[Your goal] Return the entries below in full. Keep every word as it is.
#####
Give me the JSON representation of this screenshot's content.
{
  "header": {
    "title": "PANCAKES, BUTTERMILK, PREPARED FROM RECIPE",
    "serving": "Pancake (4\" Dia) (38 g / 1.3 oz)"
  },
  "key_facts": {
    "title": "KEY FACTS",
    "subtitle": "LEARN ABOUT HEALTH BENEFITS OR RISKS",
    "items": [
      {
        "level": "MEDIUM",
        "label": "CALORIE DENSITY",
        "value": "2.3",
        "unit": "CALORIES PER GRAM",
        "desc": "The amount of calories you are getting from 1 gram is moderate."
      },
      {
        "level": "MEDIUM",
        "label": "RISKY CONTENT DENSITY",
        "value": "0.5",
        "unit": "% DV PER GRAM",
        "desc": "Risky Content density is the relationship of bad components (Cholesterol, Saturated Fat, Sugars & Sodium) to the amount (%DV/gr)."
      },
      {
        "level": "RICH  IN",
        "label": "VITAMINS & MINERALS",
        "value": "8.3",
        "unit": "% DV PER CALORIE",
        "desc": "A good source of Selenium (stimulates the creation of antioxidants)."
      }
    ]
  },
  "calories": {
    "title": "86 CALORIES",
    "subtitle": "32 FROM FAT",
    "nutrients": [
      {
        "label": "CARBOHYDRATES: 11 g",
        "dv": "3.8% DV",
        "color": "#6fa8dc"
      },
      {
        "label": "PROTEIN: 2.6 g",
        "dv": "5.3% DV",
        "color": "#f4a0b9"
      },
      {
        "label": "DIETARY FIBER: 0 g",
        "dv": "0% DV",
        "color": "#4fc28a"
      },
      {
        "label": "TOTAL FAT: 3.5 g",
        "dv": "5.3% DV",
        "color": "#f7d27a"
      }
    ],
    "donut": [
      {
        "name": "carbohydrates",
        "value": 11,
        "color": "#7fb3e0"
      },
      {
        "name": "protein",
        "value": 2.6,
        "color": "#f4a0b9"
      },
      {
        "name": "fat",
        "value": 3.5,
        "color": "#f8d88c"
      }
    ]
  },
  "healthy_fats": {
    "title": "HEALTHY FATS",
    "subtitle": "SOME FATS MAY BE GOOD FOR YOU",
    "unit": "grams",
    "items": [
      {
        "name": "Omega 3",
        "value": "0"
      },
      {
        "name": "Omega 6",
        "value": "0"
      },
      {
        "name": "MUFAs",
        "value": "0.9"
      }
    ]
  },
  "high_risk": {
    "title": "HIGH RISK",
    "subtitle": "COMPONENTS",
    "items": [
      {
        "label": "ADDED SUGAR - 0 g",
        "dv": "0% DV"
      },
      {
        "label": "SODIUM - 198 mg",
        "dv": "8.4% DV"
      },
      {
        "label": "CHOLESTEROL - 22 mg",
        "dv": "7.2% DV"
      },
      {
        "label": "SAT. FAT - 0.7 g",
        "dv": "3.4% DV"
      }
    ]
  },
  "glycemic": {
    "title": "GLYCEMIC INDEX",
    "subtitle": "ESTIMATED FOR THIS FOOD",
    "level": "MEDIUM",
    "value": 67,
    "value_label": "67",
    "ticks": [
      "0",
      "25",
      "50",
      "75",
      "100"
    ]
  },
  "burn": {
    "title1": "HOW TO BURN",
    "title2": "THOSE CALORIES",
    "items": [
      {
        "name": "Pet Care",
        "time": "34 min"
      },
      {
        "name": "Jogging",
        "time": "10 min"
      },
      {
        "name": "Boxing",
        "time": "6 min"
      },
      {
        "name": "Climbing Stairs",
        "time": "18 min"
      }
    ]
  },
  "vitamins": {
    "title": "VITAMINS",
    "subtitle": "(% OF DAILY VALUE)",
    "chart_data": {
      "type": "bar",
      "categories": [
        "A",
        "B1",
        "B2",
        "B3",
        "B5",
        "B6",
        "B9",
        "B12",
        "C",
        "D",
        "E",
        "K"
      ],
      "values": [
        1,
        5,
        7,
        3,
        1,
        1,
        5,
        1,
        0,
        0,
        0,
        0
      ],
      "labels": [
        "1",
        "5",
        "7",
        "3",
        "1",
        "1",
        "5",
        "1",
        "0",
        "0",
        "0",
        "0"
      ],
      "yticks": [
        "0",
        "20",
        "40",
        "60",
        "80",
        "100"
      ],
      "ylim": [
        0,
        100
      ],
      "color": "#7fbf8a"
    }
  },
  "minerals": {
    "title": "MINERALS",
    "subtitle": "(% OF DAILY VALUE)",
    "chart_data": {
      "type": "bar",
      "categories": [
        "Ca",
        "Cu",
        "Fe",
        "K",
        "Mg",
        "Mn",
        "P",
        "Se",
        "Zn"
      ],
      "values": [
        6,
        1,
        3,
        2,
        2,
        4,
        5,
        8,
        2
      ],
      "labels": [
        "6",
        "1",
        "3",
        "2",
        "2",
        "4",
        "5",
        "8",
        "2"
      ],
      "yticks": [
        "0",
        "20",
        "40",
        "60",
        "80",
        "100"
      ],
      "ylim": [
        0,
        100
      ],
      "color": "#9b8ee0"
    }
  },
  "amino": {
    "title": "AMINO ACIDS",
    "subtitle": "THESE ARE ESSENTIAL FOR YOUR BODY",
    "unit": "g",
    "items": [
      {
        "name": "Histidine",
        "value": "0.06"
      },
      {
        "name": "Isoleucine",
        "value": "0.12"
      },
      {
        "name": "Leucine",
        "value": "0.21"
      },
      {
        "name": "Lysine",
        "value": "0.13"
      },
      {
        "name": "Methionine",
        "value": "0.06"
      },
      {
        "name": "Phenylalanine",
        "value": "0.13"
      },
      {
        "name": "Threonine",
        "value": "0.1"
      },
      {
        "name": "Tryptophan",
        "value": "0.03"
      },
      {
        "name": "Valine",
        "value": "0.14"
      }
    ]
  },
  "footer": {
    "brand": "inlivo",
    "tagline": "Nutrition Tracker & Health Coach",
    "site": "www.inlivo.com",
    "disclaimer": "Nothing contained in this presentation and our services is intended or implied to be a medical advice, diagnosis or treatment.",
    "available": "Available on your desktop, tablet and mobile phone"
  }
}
#####
[Answer section]
Give me the JSON representation of this screenshot's content.
{
  "header": {
    "title": "PANCAKES, BUTTERMILK, PREPARED FROM RECIPE",
    "serving": "Pancake (4\" Dia) (38 g / 1.3 oz)"
  },
  "key_facts": {
    "title": "KEY FACTS",
    "subtitle": "LEARN ABOUT HEALTH BENEFITS OR RISKS",
    "items": [
      {
        "level": "MEDIUM",
        "label": "CALORIE DENSITY",
        "value": "2.3",
        "unit": "CALORIES PER GRAM",
        "desc": "The amount of calories you are getting from 1 gram is moderate."
      },
      {
        "level": "MEDIUM",
        "label": "RISKY CONTENT DENSITY",
        "value": "0.5",
        "unit": "% DV PER GRAM",
        "desc": "Risky Content density is the relationship of bad components (Cholesterol, Saturated Fat, Sugars & Sodium) to the amount (%DV/gr)."
      },
      {
        "level": "RICH  IN",
        "label": "VITAMINS & MINERALS",
        "value": "8.3",
        "unit": "% DV PER CALORIE",
        "desc": "A good source of Selenium (stimulates the creation of antioxidants)."
      }
    ]
  },
  "calories": {
    "title": "86 CALORIES",
    "subtitle": "32 FROM FAT",
    "nutrients": [
      {
        "label": "CARBOHYDRATES: 11 g",
        "dv": "3.8% DV",
        "color": "#6fa8dc"
      },
      {
        "label": "PROTEIN: 2.6 g",
        "dv": "5.3% DV",
        "color": "#f4a0b9"
      },
      {
        "label": "DIETARY FIBER: 0 g",
        "dv": "0% DV",
        "color": "#4fc28a"
      },
      {
        "label": "TOTAL FAT: 3.5 g",
        "dv": "5.3% DV",
        "color": "#f7d27a"
      }
    ],
    "donut": [
      {
        "name": "carbohydrates",
        "value": 11,
        "color": "#7fb3e0"
      },
      {
        "name": "protein",
        "value": 2.6,
        "color": "#f4a0b9"
      },
      {
        "name": "fat",
        "value": 3.5,
        "color": "#f8d88c"
      }
    ]
  },
  "healthy_fats": {
    "title": "HEALTHY FATS",
    "subtitle": "SOME FATS MAY BE GOOD FOR YOU",
    "unit": "grams",
    "items": [
      {
        "name": "Omega 3",
        "value": "0"
      },
      {
        "name": "Omega 6",
        "value": "0"
      },
      {
        "name": "MUFAs",
        "value": "0.9"
      }
    ]
  },
  "high_risk": {
    "title": "HIGH RISK",
    "subtitle": "COMPONENTS",
    "items": [
      {
        "label": "ADDED SUGAR - 0 g",
        "dv": "0% DV"
      },
      {
        "label": "SODIUM - 198 mg",
        "dv": "8.4% DV"
      },
      {
        "label": "CHOLESTEROL - 22 mg",
        "dv": "7.2% DV"
      },
      {
        "label": "SAT. FAT - 0.7 g",
        "dv": "3.4% DV"
      }
    ]
  },
  "glycemic": {
    "title": "GLYCEMIC INDEX",
    "subtitle": "ESTIMATED FOR THIS FOOD",
    "level": "MEDIUM",
    "value": 67,
    "value_label": "67",
    "ticks": [
      "0",
      "25",
      "50",
      "75",
      "100"
    ]
  },
  "burn": {
    "title1": "HOW TO BURN",
    "title2": "THOSE CALORIES",
    "items": [
      {
        "name": "Pet Care",
        "time": "34 min"
      },
      {
        "name": "Jogging",
        "time": "10 min"
      },
      {
        "name": "Boxing",
        "time": "6 min"
      },
      {
        "name": "Climbing Stairs",
        "time": "18 min"
      }
    ]
  },
  "vitamins": {
    "title": "VITAMINS",
    "subtitle": "(% OF DAILY VALUE)",
    "chart_data": {
      "type": "bar",
      "categories": [
        "A",
        "B1",
        "B2",
        "B3",
        "B5",
        "B6",
        "B9",
        "B12",
        "C",
        "D",
        "E",
        "K"
      ],
      "values": [
        1,
        5,
        7,
        3,
        1,
        1,
        5,
        1,
        0,
        0,
        0,
        0
      ],
      "labels": [
        "1",
        "5",
        "7",
        "3",
        "1",
        "1",
        "5",
        "1",
        "0",
        "0",
        "0",
        "0"
      ],
      "yticks": [
        "0",
        "20",
        "40",
        "60",
        "80",
        "100"
      ],
      "ylim": [
        0,
        100
      ],
      "color": "#7fbf8a"
    }
  },
  "minerals": {
    "title": "MINERALS",
    "subtitle": "(% OF DAILY VALUE)",
    "chart_data": {
      "type": "bar",
      "categories": [
        "Ca",
        "Cu",
        "Fe",
        "K",
        "Mg",
        "Mn",
        "P",
        "Se",
        "Zn"
      ],
      "values": [
        6,
        1,
        3,
        2,
        2,
        4,
        5,
        8,
        2
      ],
      "labels": [
        "6",
        "1",
        "3",
        "2",
        "2",
        "4",
        "5",
        "8",
        "2"
      ],
      "yticks": [
        "0",
        "20",
        "40",
        "60",
        "80",
        "100"
      ],
      "ylim": [
        0,
        100
      ],
      "color": "#9b8ee0"
    }
  },
  "amino": {
    "title": "AMINO ACIDS",
    "subtitle": "THESE ARE ESSENTIAL FOR YOUR BODY",
    "unit": "g",
    "items": [
      {
        "name": "Histidine",
        "value": "0.06"
      },
      {
        "name": "Isoleucine",
        "value": "0.12"
      },
      {
        "name": "Leucine",
        "value": "0.21"
      },
      {
        "name": "Lysine",
        "value": "0.13"
      },
      {
        "name": "Methionine",
        "value": "0.06"
      },
      {
        "name": "Phenylalanine",
        "value": "0.13"
      },
      {
        "name": "Threonine",
        "value": "0.1"
      },
      {
        "name": "Tryptophan",
        "value": "0.03"
      },
      {
        "name": "Valine",
        "value": "0.14"
      }
    ]
  },
  "footer": {
    "brand": "inlivo",
    "tagline": "Nutrition Tracker & Health Coach",
    "site": "www.inlivo.com",
    "disclaimer": "Nothing contained in this presentation and our services is intended or implied to be a medical advice, diagnosis or treatment.",
    "available": "Available on your desktop, tablet and mobile phone"
  }
}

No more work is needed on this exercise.